» **What you need to do**
Transcribe every line below verbatim and in the original order, from the first line through the last.

** Start of Information supplied **

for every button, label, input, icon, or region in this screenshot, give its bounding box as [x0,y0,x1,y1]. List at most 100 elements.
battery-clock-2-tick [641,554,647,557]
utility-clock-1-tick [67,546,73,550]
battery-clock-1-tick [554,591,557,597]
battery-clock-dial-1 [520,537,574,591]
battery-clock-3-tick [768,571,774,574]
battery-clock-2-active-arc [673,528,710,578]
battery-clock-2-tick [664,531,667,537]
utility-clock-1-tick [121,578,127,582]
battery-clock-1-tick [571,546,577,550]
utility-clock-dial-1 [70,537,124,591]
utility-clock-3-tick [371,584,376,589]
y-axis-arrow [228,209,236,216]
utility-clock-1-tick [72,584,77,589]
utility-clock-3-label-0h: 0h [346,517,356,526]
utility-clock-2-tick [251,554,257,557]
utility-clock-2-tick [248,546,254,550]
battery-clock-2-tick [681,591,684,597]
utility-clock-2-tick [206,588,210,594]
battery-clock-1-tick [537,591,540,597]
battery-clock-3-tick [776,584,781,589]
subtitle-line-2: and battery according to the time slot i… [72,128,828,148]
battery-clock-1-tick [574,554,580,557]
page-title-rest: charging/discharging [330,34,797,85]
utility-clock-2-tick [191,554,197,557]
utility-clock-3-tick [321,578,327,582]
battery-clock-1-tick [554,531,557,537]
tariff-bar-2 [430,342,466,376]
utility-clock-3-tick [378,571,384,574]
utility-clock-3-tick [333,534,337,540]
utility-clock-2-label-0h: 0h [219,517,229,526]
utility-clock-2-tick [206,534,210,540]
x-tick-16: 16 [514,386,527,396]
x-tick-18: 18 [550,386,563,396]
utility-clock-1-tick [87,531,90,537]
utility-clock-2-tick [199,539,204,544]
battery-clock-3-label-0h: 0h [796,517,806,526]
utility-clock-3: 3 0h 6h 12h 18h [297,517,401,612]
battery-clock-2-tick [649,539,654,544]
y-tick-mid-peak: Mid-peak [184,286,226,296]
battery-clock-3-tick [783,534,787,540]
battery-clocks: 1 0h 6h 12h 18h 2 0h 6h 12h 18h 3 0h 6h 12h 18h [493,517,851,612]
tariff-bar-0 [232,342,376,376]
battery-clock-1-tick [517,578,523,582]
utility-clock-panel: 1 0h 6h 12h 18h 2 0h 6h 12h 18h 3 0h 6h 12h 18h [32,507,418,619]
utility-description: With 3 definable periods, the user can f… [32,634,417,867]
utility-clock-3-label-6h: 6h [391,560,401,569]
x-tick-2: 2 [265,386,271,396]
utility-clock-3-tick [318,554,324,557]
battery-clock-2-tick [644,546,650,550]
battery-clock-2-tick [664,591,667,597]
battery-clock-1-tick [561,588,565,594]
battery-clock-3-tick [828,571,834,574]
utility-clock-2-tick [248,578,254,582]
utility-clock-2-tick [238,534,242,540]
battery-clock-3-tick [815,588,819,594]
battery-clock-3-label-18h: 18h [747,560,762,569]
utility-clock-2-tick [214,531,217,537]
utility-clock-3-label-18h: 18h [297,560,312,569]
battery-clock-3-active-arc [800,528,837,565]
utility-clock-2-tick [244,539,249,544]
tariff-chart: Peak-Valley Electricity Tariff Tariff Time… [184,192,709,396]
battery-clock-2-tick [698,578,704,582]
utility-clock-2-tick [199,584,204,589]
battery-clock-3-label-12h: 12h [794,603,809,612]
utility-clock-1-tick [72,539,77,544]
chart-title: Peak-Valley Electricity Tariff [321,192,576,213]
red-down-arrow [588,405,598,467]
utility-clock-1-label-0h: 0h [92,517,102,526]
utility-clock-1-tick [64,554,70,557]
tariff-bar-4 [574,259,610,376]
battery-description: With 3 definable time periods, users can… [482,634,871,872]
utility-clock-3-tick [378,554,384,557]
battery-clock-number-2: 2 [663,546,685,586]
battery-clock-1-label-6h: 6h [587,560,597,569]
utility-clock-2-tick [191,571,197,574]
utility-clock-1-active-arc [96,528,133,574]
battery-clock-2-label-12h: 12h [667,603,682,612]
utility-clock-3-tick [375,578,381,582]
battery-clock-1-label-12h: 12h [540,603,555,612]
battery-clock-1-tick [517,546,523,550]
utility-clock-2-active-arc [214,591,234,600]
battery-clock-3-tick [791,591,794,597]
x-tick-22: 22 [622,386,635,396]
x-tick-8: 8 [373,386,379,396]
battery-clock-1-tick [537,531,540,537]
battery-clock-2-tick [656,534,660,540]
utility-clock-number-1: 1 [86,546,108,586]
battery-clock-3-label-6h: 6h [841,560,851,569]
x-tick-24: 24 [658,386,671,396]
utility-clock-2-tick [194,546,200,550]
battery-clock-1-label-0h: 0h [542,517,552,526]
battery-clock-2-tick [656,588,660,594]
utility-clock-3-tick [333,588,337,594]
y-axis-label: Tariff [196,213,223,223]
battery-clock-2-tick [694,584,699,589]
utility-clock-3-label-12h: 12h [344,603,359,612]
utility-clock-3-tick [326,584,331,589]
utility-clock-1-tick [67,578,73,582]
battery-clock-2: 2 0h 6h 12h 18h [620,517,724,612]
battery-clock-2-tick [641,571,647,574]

** End of Information supplied **

» **Task answer**
for every button, label, input, icon, or region in this screenshot, give its bounding box as [x0,y0,x1,y1]. List at most 100 elements.
battery-clock-2-tick [641,554,647,557]
utility-clock-1-tick [67,546,73,550]
battery-clock-1-tick [554,591,557,597]
battery-clock-dial-1 [520,537,574,591]
battery-clock-3-tick [768,571,774,574]
battery-clock-2-active-arc [673,528,710,578]
battery-clock-2-tick [664,531,667,537]
utility-clock-1-tick [121,578,127,582]
battery-clock-1-tick [571,546,577,550]
utility-clock-dial-1 [70,537,124,591]
utility-clock-3-tick [371,584,376,589]
y-axis-arrow [228,209,236,216]
utility-clock-1-tick [72,584,77,589]
utility-clock-3-label-0h: 0h [346,517,356,526]
utility-clock-2-tick [251,554,257,557]
utility-clock-2-tick [248,546,254,550]
battery-clock-2-tick [681,591,684,597]
utility-clock-2-tick [206,588,210,594]
battery-clock-1-tick [537,591,540,597]
battery-clock-3-tick [776,584,781,589]
subtitle-line-2: and battery according to the time slot i… [72,128,828,148]
battery-clock-1-tick [574,554,580,557]
page-title-rest: charging/discharging [330,34,797,85]
utility-clock-2-tick [191,554,197,557]
utility-clock-3-tick [321,578,327,582]
battery-clock-1-tick [554,531,557,537]
tariff-bar-2 [430,342,466,376]
utility-clock-3-tick [378,571,384,574]
utility-clock-3-tick [333,534,337,540]
utility-clock-2-label-0h: 0h [219,517,229,526]
utility-clock-2-tick [206,534,210,540]
x-tick-16: 16 [514,386,527,396]
x-tick-18: 18 [550,386,563,396]
utility-clock-1-tick [87,531,90,537]
utility-clock-2-tick [199,539,204,544]
battery-clock-3-label-0h: 0h [796,517,806,526]
utility-clock-3: 3 0h 6h 12h 18h [297,517,401,612]
battery-clock-2-tick [649,539,654,544]
y-tick-mid-peak: Mid-peak [184,286,226,296]
battery-clock-3-tick [783,534,787,540]
battery-clocks: 1 0h 6h 12h 18h 2 0h 6h 12h 18h 3 0h 6h 12h 18h [493,517,851,612]
tariff-bar-0 [232,342,376,376]
battery-clock-1-tick [517,578,523,582]
utility-clock-panel: 1 0h 6h 12h 18h 2 0h 6h 12h 18h 3 0h 6h 12h 18h [32,507,418,619]
utility-description: With 3 definable periods, the user can f… [32,634,417,867]
utility-clock-3-label-6h: 6h [391,560,401,569]
x-tick-2: 2 [265,386,271,396]
utility-clock-3-tick [318,554,324,557]
battery-clock-2-tick [644,546,650,550]
battery-clock-2-tick [664,591,667,597]
battery-clock-1-tick [561,588,565,594]
battery-clock-3-tick [828,571,834,574]
utility-clock-2-tick [248,578,254,582]
utility-clock-2-tick [238,534,242,540]
battery-clock-3-tick [815,588,819,594]
battery-clock-3-label-18h: 18h [747,560,762,569]
utility-clock-2-tick [214,531,217,537]
utility-clock-3-label-18h: 18h [297,560,312,569]
battery-clock-3-active-arc [800,528,837,565]
utility-clock-2-tick [244,539,249,544]
tariff-chart: Peak-Valley Electricity Tariff Tariff Time… [184,192,709,396]
battery-clock-2-tick [698,578,704,582]
utility-clock-2-tick [199,584,204,589]
battery-clock-3-label-12h: 12h [794,603,809,612]
utility-clock-1-tick [72,539,77,544]
chart-title: Peak-Valley Electricity Tariff [321,192,576,213]
red-down-arrow [588,405,598,467]
utility-clock-1-label-0h: 0h [92,517,102,526]
utility-clock-1-tick [64,554,70,557]
tariff-bar-4 [574,259,610,376]
battery-description: With 3 definable time periods, users can… [482,634,871,872]
utility-clock-3-tick [378,554,384,557]
battery-clock-number-2: 2 [663,546,685,586]
battery-clock-1-label-6h: 6h [587,560,597,569]
utility-clock-2-tick [191,571,197,574]
utility-clock-1-active-arc [96,528,133,574]
battery-clock-2-label-12h: 12h [667,603,682,612]
utility-clock-3-tick [375,578,381,582]
battery-clock-1-label-12h: 12h [540,603,555,612]
battery-clock-1-tick [517,546,523,550]
utility-clock-2-active-arc [214,591,234,600]
battery-clock-3-tick [791,591,794,597]
x-tick-22: 22 [622,386,635,396]
x-tick-8: 8 [373,386,379,396]
battery-clock-1-tick [537,531,540,537]
battery-clock-2-tick [656,534,660,540]
utility-clock-number-1: 1 [86,546,108,586]
battery-clock-3-label-6h: 6h [841,560,851,569]
x-tick-24: 24 [658,386,671,396]
utility-clock-2-tick [194,546,200,550]
battery-clock-1-label-0h: 0h [542,517,552,526]
battery-clock-2-tick [656,588,660,594]
utility-clock-3-tick [333,588,337,594]
y-axis-label: Tariff [196,213,223,223]
battery-clock-2-tick [694,584,699,589]
utility-clock-3-label-12h: 12h [344,603,359,612]
utility-clock-3-tick [326,584,331,589]
utility-clock-1-tick [67,578,73,582]
battery-clock-2: 2 0h 6h 12h 18h [620,517,724,612]
battery-clock-2-tick [641,571,647,574]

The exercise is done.